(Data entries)
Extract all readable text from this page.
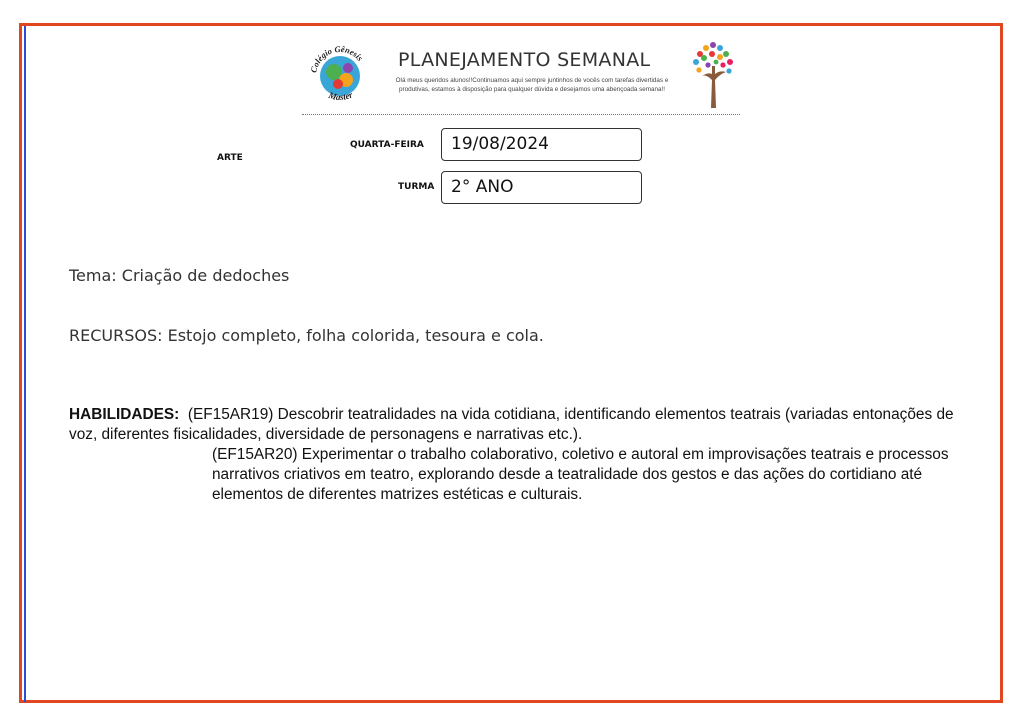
Colégio Gênesis
Master
PLANEJAMENTO SEMANAL
Olá meus queridos alunos!!Continuamos aqui sempre juntinhos de vocês com tarefas divertidas e produtivas, estamos à disposição para qualquer dúvida e desejamos uma abençoada semana!!
ARTE
QUARTA-FEIRA	19/08/2024
TURMA 2° ANO
Tema: Criação de dedoches
RECURSOS: Estojo completo, folha colorida, tesoura e cola.
HABILIDADES: (EF15AR19) Descobrir teatralidades na vida cotidiana, identificando elementos teatrais (variadas entonações de voz, diferentes fisicalidades, diversidade de personagens e narrativas etc.).
(EF15AR20) Experimentar o trabalho colaborativo, coletivo e autoral em improvisações teatrais e processos narrativos criativos em teatro, explorando desde a teatralidade dos gestos e das ações do cortidiano até elementos de diferentes matrizes estéticas e culturais.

◆ **EXERCISE**
From the listing above, print every entry precisely and drop the pictures.

◆ **EXPECTED OUTPUT**
Extract all readable text from this page.
Colégio Gênesis
Master
PLANEJAMENTO SEMANAL
Olá meus queridos alunos!!Continuamos aqui sempre juntinhos de vocês com tarefas divertidas e produtivas, estamos à disposição para qualquer dúvida e desejamos uma abençoada semana!!
ARTE
QUARTA-FEIRA	19/08/2024
TURMA 2° ANO
Tema: Criação de dedoches
RECURSOS: Estojo completo, folha colorida, tesoura e cola.
HABILIDADES: (EF15AR19) Descobrir teatralidades na vida cotidiana, identificando elementos teatrais (variadas entonações de voz, diferentes fisicalidades, diversidade de personagens e narrativas etc.).
(EF15AR20) Experimentar o trabalho colaborativo, coletivo e autoral em improvisações teatrais e processos narrativos criativos em teatro, explorando desde a teatralidade dos gestos e das ações do cortidiano até elementos de diferentes matrizes estéticas e culturais.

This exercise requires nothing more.